--- begin ---
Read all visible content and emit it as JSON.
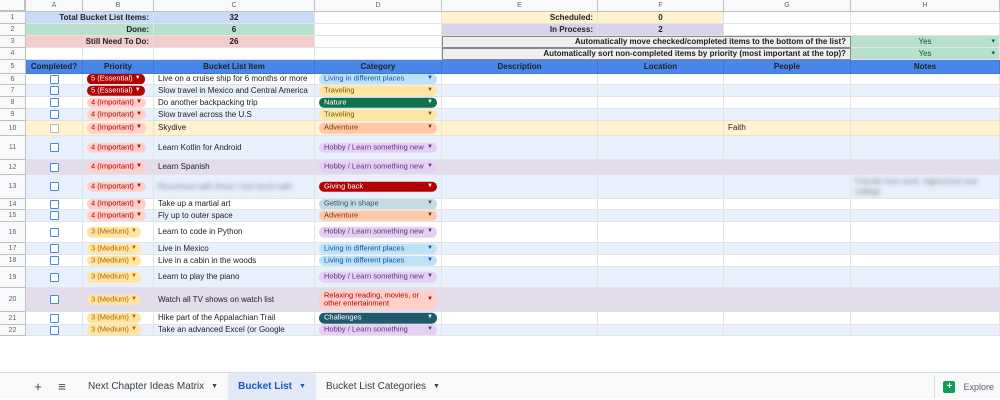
{
  "colors": {
    "header_blue": "#4a86e8",
    "summary_blue": "#c9daf8",
    "summary_green": "#b7e1cd",
    "summary_red": "#f4cccc",
    "summary_yellow": "#fff2cc",
    "summary_purple": "#d9d2e9",
    "settings_gray": "#efefef",
    "yes_green": "#b7e1cd",
    "row_alt": "#e8f0fe",
    "row_purple": "#e2dcec",
    "row_yellow": "#fff2cc",
    "essential": "#b10202",
    "important": "#ffcfc9",
    "medium": "#ffe5a0"
  },
  "column_letters": [
    "A",
    "B",
    "C",
    "D",
    "E",
    "F",
    "G",
    "H"
  ],
  "row_numbers": [
    "1",
    "2",
    "3",
    "4",
    "5",
    "6",
    "7",
    "8",
    "9",
    "10",
    "11",
    "12",
    "13",
    "14",
    "15",
    "16",
    "17",
    "18",
    "19",
    "20",
    "21",
    "22"
  ],
  "summary": {
    "total_label": "Total Bucket List Items:",
    "total_value": "32",
    "done_label": "Done:",
    "done_value": "6",
    "need_label": "Still Need To Do:",
    "need_value": "26",
    "scheduled_label": "Scheduled:",
    "scheduled_value": "0",
    "inprocess_label": "In Process:",
    "inprocess_value": "2"
  },
  "settings": [
    {
      "label": "Automatically move checked/completed items to the bottom of the list?",
      "value": "Yes"
    },
    {
      "label": "Automatically sort non-completed items by priority (most important at the top)?",
      "value": "Yes"
    }
  ],
  "headers": [
    "Completed?",
    "Priority",
    "Bucket List Item",
    "Category",
    "Description",
    "Location",
    "People",
    "Notes"
  ],
  "rows": [
    {
      "priority": "5 (Essential)",
      "pcls": "essential",
      "item": "Live on a cruise ship for 6 months or more",
      "category": "Living in different places",
      "ccls": "living",
      "desc": "",
      "people": "",
      "notes": "",
      "bg": "white",
      "blur": false
    },
    {
      "priority": "5 (Essential)",
      "pcls": "essential",
      "item": "Slow travel in Mexico and Central America",
      "category": "Traveling",
      "ccls": "traveling",
      "desc": "",
      "people": "",
      "notes": "",
      "bg": "alt",
      "blur": false
    },
    {
      "priority": "4 (Important)",
      "pcls": "important",
      "item": "Do another backpacking trip",
      "category": "Nature",
      "ccls": "nature",
      "desc": "",
      "people": "",
      "notes": "",
      "bg": "white",
      "blur": false
    },
    {
      "priority": "4 (Important)",
      "pcls": "important",
      "item": "Slow travel across the U.S",
      "category": "Traveling",
      "ccls": "traveling",
      "desc": "",
      "people": "",
      "notes": "",
      "bg": "alt",
      "blur": false
    },
    {
      "priority": "4 (Important)",
      "pcls": "important",
      "item": "Skydive",
      "category": "Adventure",
      "ccls": "adventure",
      "desc": "",
      "people": "Faith",
      "notes": "",
      "bg": "yellow",
      "blur": false
    },
    {
      "priority": "4 (Important)",
      "pcls": "important",
      "item": "Learn Kotlin for Android",
      "category": "Hobby / Learn something new",
      "ccls": "hobby",
      "desc": "",
      "people": "",
      "notes": "",
      "bg": "alt",
      "blur": false
    },
    {
      "priority": "4 (Important)",
      "pcls": "important",
      "item": "Learn Spanish",
      "category": "Hobby / Learn something new",
      "ccls": "hobby",
      "desc": "",
      "people": "",
      "notes": "",
      "bg": "purple",
      "blur": false
    },
    {
      "priority": "4 (Important)",
      "pcls": "important",
      "item": "Reconnect with those I lost touch with",
      "category": "Giving back",
      "ccls": "giving",
      "desc": "",
      "people": "",
      "notes": "Friends from work, highschool and college",
      "bg": "alt",
      "blur": true
    },
    {
      "priority": "4 (Important)",
      "pcls": "important",
      "item": "Take up a martial art",
      "category": "Getting in shape",
      "ccls": "shape",
      "desc": "",
      "people": "",
      "notes": "",
      "bg": "white",
      "blur": false
    },
    {
      "priority": "4 (Important)",
      "pcls": "important",
      "item": "Fly up to outer space",
      "category": "Adventure",
      "ccls": "adventure",
      "desc": "",
      "people": "",
      "notes": "",
      "bg": "alt",
      "blur": false
    },
    {
      "priority": "3 (Medium)",
      "pcls": "medium",
      "item": "Learn to code in Python",
      "category": "Hobby / Learn something new",
      "ccls": "hobby",
      "desc": "",
      "people": "",
      "notes": "",
      "bg": "white",
      "blur": false
    },
    {
      "priority": "3 (Medium)",
      "pcls": "medium",
      "item": "Live in Mexico",
      "category": "Living in different places",
      "ccls": "living",
      "desc": "",
      "people": "",
      "notes": "",
      "bg": "alt",
      "blur": false
    },
    {
      "priority": "3 (Medium)",
      "pcls": "medium",
      "item": "Live in a cabin in the woods",
      "category": "Living in different places",
      "ccls": "living",
      "desc": "",
      "people": "",
      "notes": "",
      "bg": "white",
      "blur": false
    },
    {
      "priority": "3 (Medium)",
      "pcls": "medium",
      "item": "Learn to play the piano",
      "category": "Hobby / Learn something new",
      "ccls": "hobby",
      "desc": "",
      "people": "",
      "notes": "",
      "bg": "alt",
      "blur": false
    },
    {
      "priority": "3 (Medium)",
      "pcls": "medium",
      "item": "Watch all TV shows on watch list",
      "category": "Relaxing reading, movies, or other entertainment",
      "ccls": "relax",
      "desc": "",
      "people": "",
      "notes": "",
      "bg": "purple",
      "blur": false
    },
    {
      "priority": "3 (Medium)",
      "pcls": "medium",
      "item": "Hike part of the Appalachian Trail",
      "category": "Challenges",
      "ccls": "challenges",
      "desc": "",
      "people": "",
      "notes": "",
      "bg": "white",
      "blur": false
    },
    {
      "priority": "3 (Medium)",
      "pcls": "medium",
      "item": "Take an advanced Excel (or Google",
      "category": "Hobby / Learn something",
      "ccls": "hobby",
      "desc": "",
      "people": "",
      "notes": "",
      "bg": "alt",
      "blur": false
    }
  ],
  "tabs": [
    {
      "label": "Next Chapter Ideas Matrix",
      "active": false
    },
    {
      "label": "Bucket List",
      "active": true
    },
    {
      "label": "Bucket List Categories",
      "active": false
    }
  ],
  "explore_label": "Explore"
}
--- end ---
* **Task directions**
Every line is to be duplicated exactly, though pictures stay out.

* **Complete answer**
Read all visible content and emit it as JSON.
{
  "colors": {
    "header_blue": "#4a86e8",
    "summary_blue": "#c9daf8",
    "summary_green": "#b7e1cd",
    "summary_red": "#f4cccc",
    "summary_yellow": "#fff2cc",
    "summary_purple": "#d9d2e9",
    "settings_gray": "#efefef",
    "yes_green": "#b7e1cd",
    "row_alt": "#e8f0fe",
    "row_purple": "#e2dcec",
    "row_yellow": "#fff2cc",
    "essential": "#b10202",
    "important": "#ffcfc9",
    "medium": "#ffe5a0"
  },
  "column_letters": [
    "A",
    "B",
    "C",
    "D",
    "E",
    "F",
    "G",
    "H"
  ],
  "row_numbers": [
    "1",
    "2",
    "3",
    "4",
    "5",
    "6",
    "7",
    "8",
    "9",
    "10",
    "11",
    "12",
    "13",
    "14",
    "15",
    "16",
    "17",
    "18",
    "19",
    "20",
    "21",
    "22"
  ],
  "summary": {
    "total_label": "Total Bucket List Items:",
    "total_value": "32",
    "done_label": "Done:",
    "done_value": "6",
    "need_label": "Still Need To Do:",
    "need_value": "26",
    "scheduled_label": "Scheduled:",
    "scheduled_value": "0",
    "inprocess_label": "In Process:",
    "inprocess_value": "2"
  },
  "settings": [
    {
      "label": "Automatically move checked/completed items to the bottom of the list?",
      "value": "Yes"
    },
    {
      "label": "Automatically sort non-completed items by priority (most important at the top)?",
      "value": "Yes"
    }
  ],
  "headers": [
    "Completed?",
    "Priority",
    "Bucket List Item",
    "Category",
    "Description",
    "Location",
    "People",
    "Notes"
  ],
  "rows": [
    {
      "priority": "5 (Essential)",
      "pcls": "essential",
      "item": "Live on a cruise ship for 6 months or more",
      "category": "Living in different places",
      "ccls": "living",
      "desc": "",
      "people": "",
      "notes": "",
      "bg": "white",
      "blur": false
    },
    {
      "priority": "5 (Essential)",
      "pcls": "essential",
      "item": "Slow travel in Mexico and Central America",
      "category": "Traveling",
      "ccls": "traveling",
      "desc": "",
      "people": "",
      "notes": "",
      "bg": "alt",
      "blur": false
    },
    {
      "priority": "4 (Important)",
      "pcls": "important",
      "item": "Do another backpacking trip",
      "category": "Nature",
      "ccls": "nature",
      "desc": "",
      "people": "",
      "notes": "",
      "bg": "white",
      "blur": false
    },
    {
      "priority": "4 (Important)",
      "pcls": "important",
      "item": "Slow travel across the U.S",
      "category": "Traveling",
      "ccls": "traveling",
      "desc": "",
      "people": "",
      "notes": "",
      "bg": "alt",
      "blur": false
    },
    {
      "priority": "4 (Important)",
      "pcls": "important",
      "item": "Skydive",
      "category": "Adventure",
      "ccls": "adventure",
      "desc": "",
      "people": "Faith",
      "notes": "",
      "bg": "yellow",
      "blur": false
    },
    {
      "priority": "4 (Important)",
      "pcls": "important",
      "item": "Learn Kotlin for Android",
      "category": "Hobby / Learn something new",
      "ccls": "hobby",
      "desc": "",
      "people": "",
      "notes": "",
      "bg": "alt",
      "blur": false
    },
    {
      "priority": "4 (Important)",
      "pcls": "important",
      "item": "Learn Spanish",
      "category": "Hobby / Learn something new",
      "ccls": "hobby",
      "desc": "",
      "people": "",
      "notes": "",
      "bg": "purple",
      "blur": false
    },
    {
      "priority": "4 (Important)",
      "pcls": "important",
      "item": "Reconnect with those I lost touch with",
      "category": "Giving back",
      "ccls": "giving",
      "desc": "",
      "people": "",
      "notes": "Friends from work, highschool and college",
      "bg": "alt",
      "blur": true
    },
    {
      "priority": "4 (Important)",
      "pcls": "important",
      "item": "Take up a martial art",
      "category": "Getting in shape",
      "ccls": "shape",
      "desc": "",
      "people": "",
      "notes": "",
      "bg": "white",
      "blur": false
    },
    {
      "priority": "4 (Important)",
      "pcls": "important",
      "item": "Fly up to outer space",
      "category": "Adventure",
      "ccls": "adventure",
      "desc": "",
      "people": "",
      "notes": "",
      "bg": "alt",
      "blur": false
    },
    {
      "priority": "3 (Medium)",
      "pcls": "medium",
      "item": "Learn to code in Python",
      "category": "Hobby / Learn something new",
      "ccls": "hobby",
      "desc": "",
      "people": "",
      "notes": "",
      "bg": "white",
      "blur": false
    },
    {
      "priority": "3 (Medium)",
      "pcls": "medium",
      "item": "Live in Mexico",
      "category": "Living in different places",
      "ccls": "living",
      "desc": "",
      "people": "",
      "notes": "",
      "bg": "alt",
      "blur": false
    },
    {
      "priority": "3 (Medium)",
      "pcls": "medium",
      "item": "Live in a cabin in the woods",
      "category": "Living in different places",
      "ccls": "living",
      "desc": "",
      "people": "",
      "notes": "",
      "bg": "white",
      "blur": false
    },
    {
      "priority": "3 (Medium)",
      "pcls": "medium",
      "item": "Learn to play the piano",
      "category": "Hobby / Learn something new",
      "ccls": "hobby",
      "desc": "",
      "people": "",
      "notes": "",
      "bg": "alt",
      "blur": false
    },
    {
      "priority": "3 (Medium)",
      "pcls": "medium",
      "item": "Watch all TV shows on watch list",
      "category": "Relaxing reading, movies, or other entertainment",
      "ccls": "relax",
      "desc": "",
      "people": "",
      "notes": "",
      "bg": "purple",
      "blur": false
    },
    {
      "priority": "3 (Medium)",
      "pcls": "medium",
      "item": "Hike part of the Appalachian Trail",
      "category": "Challenges",
      "ccls": "challenges",
      "desc": "",
      "people": "",
      "notes": "",
      "bg": "white",
      "blur": false
    },
    {
      "priority": "3 (Medium)",
      "pcls": "medium",
      "item": "Take an advanced Excel (or Google",
      "category": "Hobby / Learn something",
      "ccls": "hobby",
      "desc": "",
      "people": "",
      "notes": "",
      "bg": "alt",
      "blur": false
    }
  ],
  "tabs": [
    {
      "label": "Next Chapter Ideas Matrix",
      "active": false
    },
    {
      "label": "Bucket List",
      "active": true
    },
    {
      "label": "Bucket List Categories",
      "active": false
    }
  ],
  "explore_label": "Explore"
}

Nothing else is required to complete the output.